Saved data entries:
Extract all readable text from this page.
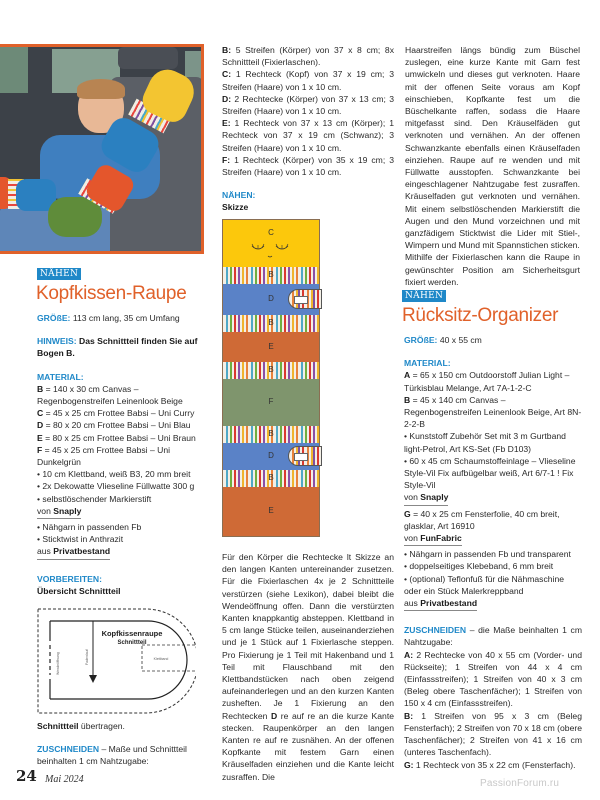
NÄHEN
Kopfkissen-Raupe

GRÖßE: 113 cm lang, 35 cm Umfang

HINWEIS: Das Schnittteil finden Sie auf Bogen B.

MATERIAL:

B = 140 x 30 cm Canvas – Regenbogenstreifen Leinenlook Beige

C = 45 x 25 cm Frottee Babsi – Uni Curry

D = 80 x 20 cm Frottee Babsi – Uni Blau

E = 80 x 25 cm Frottee Babsi – Uni Braun

F = 45 x 25 cm Frottee Babsi – Uni Dunkelgrün

• 10 cm Klettband, weiß B3, 20 mm breit

• 2x Dekowatte Vlieseline Füllwatte 300 g

• selbstlöschender Markierstift

von Snaply

• Nähgarn in passenden Fb

• Sticktwist in Anthrazit

aus Privatbestand

VORBEREITEN:

Übersicht Schnittteil

Kopfkissenraupe
Schnittteil
Klettband
Wendeöffnung	Fadenlauf

Schnittteil übertragen.

ZUSCHNEIDEN – Maße und Schnittteil beinhalten 1 cm Nahtzugabe:

B: 5 Streifen (Körper) von 37 x 8 cm; 8x Schnittteil (Fixierlaschen).

C: 1 Rechteck (Kopf) von 37 x 19 cm; 3 Streifen (Haare) von 1 x 10 cm.

D: 2 Rechtecke (Körper) von 37 x 13 cm; 3 Streifen (Haare) von 1 x 10 cm.

E: 1 Rechteck von 37 x 13 cm (Körper); 1 Rechteck von 37 x 19 cm (Schwanz); 3 Streifen (Haare) von 1 x 10 cm.

F: 1 Rechteck (Körper) von 35 x 19 cm; 3 Streifen (Haare) von 1 x 10 cm.

NÄHEN:

Skizze

C
B
D
B
E
B
F
B
D
B
E

Für den Körper die Rechtecke lt Skizze an den langen Kanten untereinander zusetzen. Für die Fixierlaschen 4x je 2 Schnittteile verstürzen (siehe Lexikon), dabei bleibt die Wendeöffnung offen. Dann die verstürzten Kanten knappkantig absteppen. Klettband in 5 cm lange Stücke teilen, auseinanderziehen und je 1 Stück auf 1 Fixierlasche steppen. Pro Fixierung je 1 Teil mit Hakenband und 1 Teil mit Flauschband mit den Klettbandstücken nach oben zeigend aufeinanderlegen und an den kurzen Kanten zusheften. Je 1 Fixierung an den Rechtecken D re auf re an die kurze Kante stecken. Raupenkörper an den langen Kanten re auf re zusnähen. An der offenen Kopfkante mit festem Garn einen Kräuselfaden einziehen und die Kante leicht zusraffen. Die

Haarstreifen längs bündig zum Büschel zuslegen, eine kurze Kante mit Garn fest umwickeln und dieses gut verknoten. Haare mit der offenen Seite voraus am Kopf einschieben, Kopfkante fest um die Büschelkante raffen, sodass die Haare mitgefasst sind. Den Kräuselfäden gut verknoten und vernähen. An der offenen Schwanzkante ebenfalls einen Kräuselfaden einziehen. Raupe auf re wenden und mit Füllwatte ausstopfen. Schwanzkante bei eingeschlagener Nahtzugabe fest zusraffen. Kräuselfaden gut verknoten und vernähen. Mit einem selbstlöschenden Markierstift die Augen und den Mund vorzeichnen und mit ganzfädigem Sticktwist die Lider mit Stiel-, Wimpern und Mund mit Spannstichen sticken.

Mithilfe der Fixierlaschen kann die Raupe in gewünschter Position am Sicherheitsgurt fixiert werden.

NÄHEN
Rücksitz-Organizer

GRÖßE: 40 x 55 cm

MATERIAL:

A = 65 x 150 cm Outdoorstoff Julian Light – Türkisblau Melange, Art 7A-1-2-C

B = 45 x 140 cm Canvas – Regenbogenstreifen Leinenlook Beige, Art 8N-2-2-B

• Kunststoff Zubehör Set mit 3 m Gurtband light-Petrol, Art KS-Set (Fb D103)

• 60 x 45 cm Schaumstoffeinlage – Vlieseline Style-Vil Fix aufbügelbar weiß, Art 6/7-1 ! Fix Style-Vil

von Snaply

G = 40 x 25 cm Fensterfolie, 40 cm breit, glasklar, Art 16910

von FunFabric

• Nähgarn in passenden Fb und transparent

• doppelseitiges Klebeband, 6 mm breit

• (optional) Teflonfuß für die Nähmaschine oder ein Stück Malerkreppband

aus Privatbestand

ZUSCHNEIDEN – die Maße beinhalten 1 cm Nahtzugabe:

A: 2 Rechtecke von 40 x 55 cm (Vorder- und Rückseite); 1 Streifen von 44 x 4 cm (Einfassstreifen); 1 Streifen von 40 x 3 cm (Beleg obere Taschenfächer); 1 Streifen von 150 x 4 cm (Einfassstreifen).

B: 1 Streifen von 95 x 3 cm (Beleg Fensterfach); 2 Streifen von 70 x 18 cm (obere Taschenfächer); 2 Streifen von 41 x 16 cm (unteres Taschenfach).

G: 1 Rechteck von 35 x 22 cm (Fensterfach).

24 Mai 2024	PassionForum.ru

__Task objective__:
Make a list of all lines in the data that contain "Sticktwist".

__Result__:
• Sticktwist in Anthrazit
Haarstreifen längs bündig zum Büschel zuslegen, eine kurze Kante mit Garn fest umwickeln und dieses gut verknoten. Haare mit der offenen Seite voraus am Kopf einschieben, Kopfkante fest um die Büschelkante raffen, sodass die Haare mitgefasst sind. Den Kräuselfäden gut verknoten und vernähen. An der offenen Schwanzkante ebenfalls einen Kräuselfaden einziehen. Raupe auf re wenden und mit Füllwatte ausstopfen. Schwanzkante bei eingeschlagener Nahtzugabe fest zusraffen. Kräuselfaden gut verknoten und vernähen. Mit einem selbstlöschenden Markierstift die Augen und den Mund vorzeichnen und mit ganzfädigem Sticktwist die Lider mit Stiel-, Wimpern und Mund mit Spannstichen sticken.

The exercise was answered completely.